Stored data

══════════════════════════════

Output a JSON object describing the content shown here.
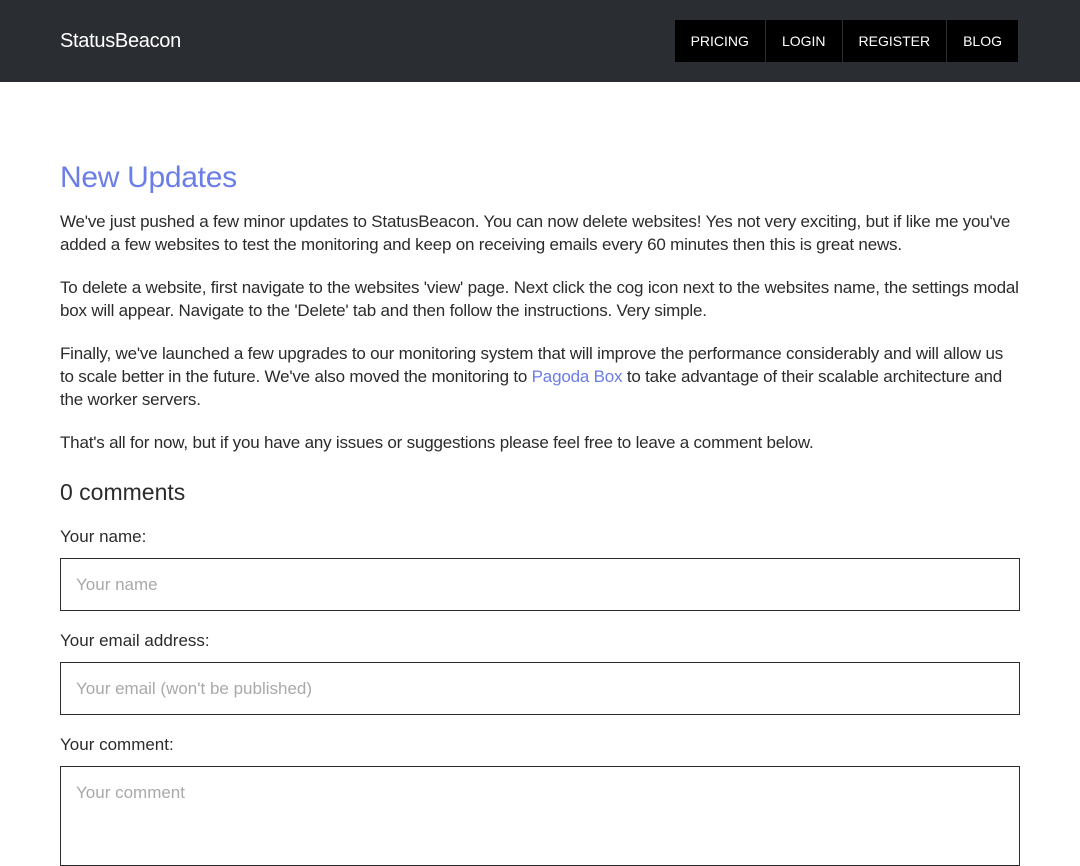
{
  "header": {
    "brand": "StatusBeacon",
    "nav": [
      {
        "label": "PRICING"
      },
      {
        "label": "LOGIN"
      },
      {
        "label": "REGISTER"
      },
      {
        "label": "BLOG"
      }
    ]
  },
  "post": {
    "title": "New Updates",
    "paragraph_1": "We've just pushed a few minor updates to StatusBeacon. You can now delete websites! Yes not very exciting, but if like me you've added a few websites to test the monitoring and keep on receiving emails every 60 minutes then this is great news.",
    "paragraph_2": "To delete a website, first navigate to the websites 'view' page. Next click the cog icon next to the websites name, the settings modal box will appear. Navigate to the 'Delete' tab and then follow the instructions. Very simple.",
    "paragraph_3_before_link": "Finally, we've launched a few upgrades to our monitoring system that will improve the performance considerably and will allow us to scale better in the future. We've also moved the monitoring to ",
    "paragraph_3_link": "Pagoda Box",
    "paragraph_3_after_link": " to take advantage of their scalable architecture and the worker servers.",
    "paragraph_4": "That's all for now, but if you have any issues or suggestions please feel free to leave a comment below."
  },
  "comments": {
    "heading": "0 comments",
    "name_label": "Your name:",
    "name_placeholder": "Your name",
    "email_label": "Your email address:",
    "email_placeholder": "Your email (won't be published)",
    "comment_label": "Your comment:",
    "comment_placeholder": "Your comment"
  },
  "colors": {
    "header_bg": "#2a2d31",
    "nav_bg": "#000000",
    "accent": "#6b7de6"
  }
}
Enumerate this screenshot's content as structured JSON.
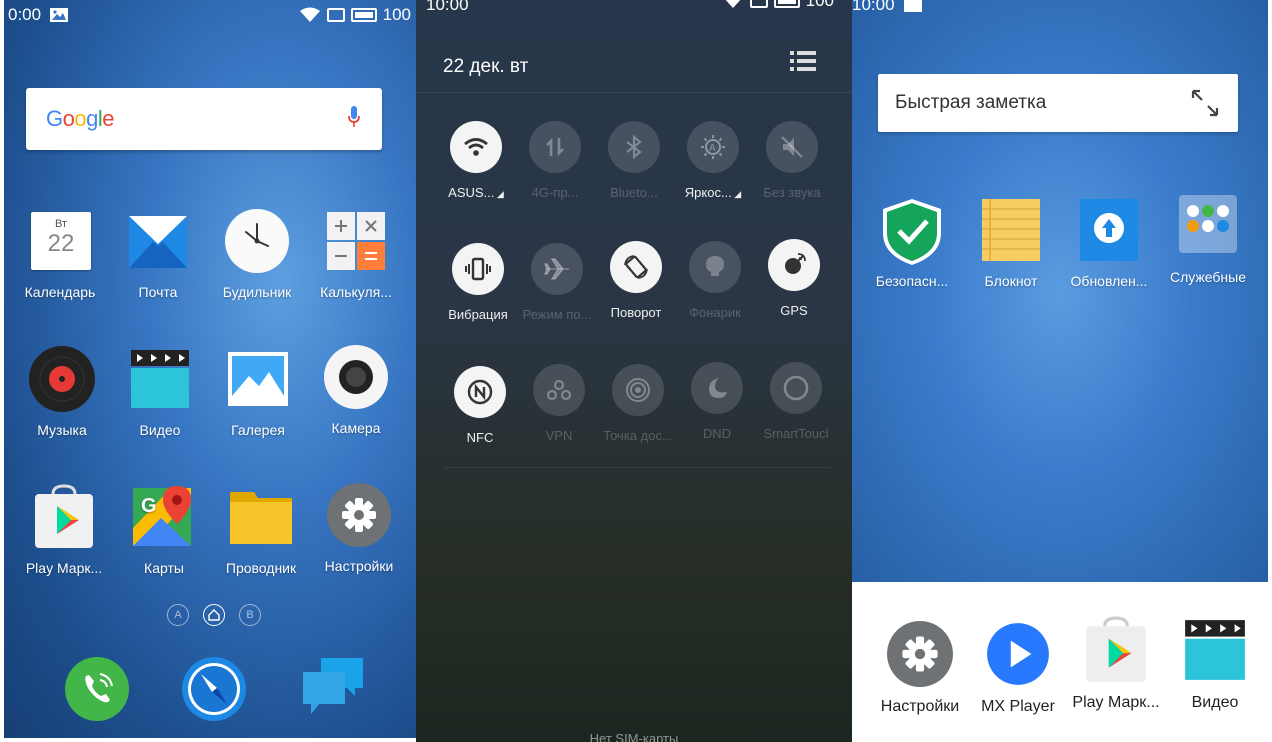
{
  "panel1": {
    "status": {
      "time": "0:00",
      "battery": "100"
    },
    "search": {
      "logo": "Google"
    },
    "apps": [
      {
        "label": "Календарь",
        "icon": "calendar-icon",
        "day_name": "Вт",
        "day_num": "22"
      },
      {
        "label": "Почта",
        "icon": "mail-icon"
      },
      {
        "label": "Будильник",
        "icon": "clock-icon"
      },
      {
        "label": "Калькуля...",
        "icon": "calculator-icon"
      },
      {
        "label": "Музыка",
        "icon": "music-icon"
      },
      {
        "label": "Видео",
        "icon": "video-icon"
      },
      {
        "label": "Галерея",
        "icon": "gallery-icon"
      },
      {
        "label": "Камера",
        "icon": "camera-icon"
      },
      {
        "label": "Play Марк...",
        "icon": "play-store-icon"
      },
      {
        "label": "Карты",
        "icon": "maps-icon"
      },
      {
        "label": "Проводник",
        "icon": "folder-icon"
      },
      {
        "label": "Настройки",
        "icon": "settings-icon"
      }
    ],
    "pager": [
      "A",
      "",
      "B"
    ],
    "dock": [
      "phone-icon",
      "compass-icon",
      "messages-icon"
    ]
  },
  "panel2": {
    "status": {
      "time": "10:00",
      "battery": "100"
    },
    "date": "22 дек. вт",
    "tiles": [
      {
        "label": "ASUS...",
        "state": "on",
        "icon": "wifi-icon"
      },
      {
        "label": "4G-пр...",
        "state": "off",
        "icon": "mobile-data-icon"
      },
      {
        "label": "Blueto...",
        "state": "off",
        "icon": "bluetooth-icon"
      },
      {
        "label": "Яркос...",
        "state": "dim",
        "icon": "brightness-icon"
      },
      {
        "label": "Без звука",
        "state": "off",
        "icon": "mute-icon"
      },
      {
        "label": "Вибрация",
        "state": "on",
        "icon": "vibration-icon"
      },
      {
        "label": "Режим по...",
        "state": "off",
        "icon": "airplane-icon"
      },
      {
        "label": "Поворот",
        "state": "on",
        "icon": "rotate-icon"
      },
      {
        "label": "Фонарик",
        "state": "off",
        "icon": "flashlight-icon"
      },
      {
        "label": "GPS",
        "state": "on",
        "icon": "gps-icon"
      },
      {
        "label": "NFC",
        "state": "on",
        "icon": "nfc-icon"
      },
      {
        "label": "VPN",
        "state": "off",
        "icon": "vpn-icon"
      },
      {
        "label": "Точка дос...",
        "state": "off",
        "icon": "hotspot-icon"
      },
      {
        "label": "DND",
        "state": "off",
        "icon": "dnd-icon"
      },
      {
        "label": "SmartToucl",
        "state": "off",
        "icon": "smarttouch-icon"
      }
    ],
    "footer": "Нет SIM-карты"
  },
  "panel3": {
    "status": {
      "time": "10:00"
    },
    "note_placeholder": "Быстрая заметка",
    "apps": [
      {
        "label": "Безопасн...",
        "icon": "security-icon"
      },
      {
        "label": "Блокнот",
        "icon": "notepad-icon"
      },
      {
        "label": "Обновлен...",
        "icon": "update-icon"
      },
      {
        "label": "Служебные",
        "icon": "tools-folder-icon"
      }
    ],
    "dock": [
      {
        "label": "Настройки",
        "icon": "settings-icon"
      },
      {
        "label": "MX Player",
        "icon": "mx-player-icon"
      },
      {
        "label": "Play Марк...",
        "icon": "play-store-icon"
      },
      {
        "label": "Видео",
        "icon": "video-icon"
      }
    ]
  }
}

══════════════════════════════

(Written task): Pick out the lines containing the word "websites" and show them.

(Answer to the task):
    "paragraph_1": "We've just pushed a few minor updates to StatusBeacon. You can now delete websites! Yes not very exciting, but if like me you've added a few websites to test the monitoring and keep on receiving emails every 60 minutes then this is great news.",
    "paragraph_2": "To delete a website, first navigate to the websites 'view' page. Next click the cog icon next to the websites name, the settings modal box will appear. Navigate to the 'Delete' tab and then follow the instructions. Very simple.",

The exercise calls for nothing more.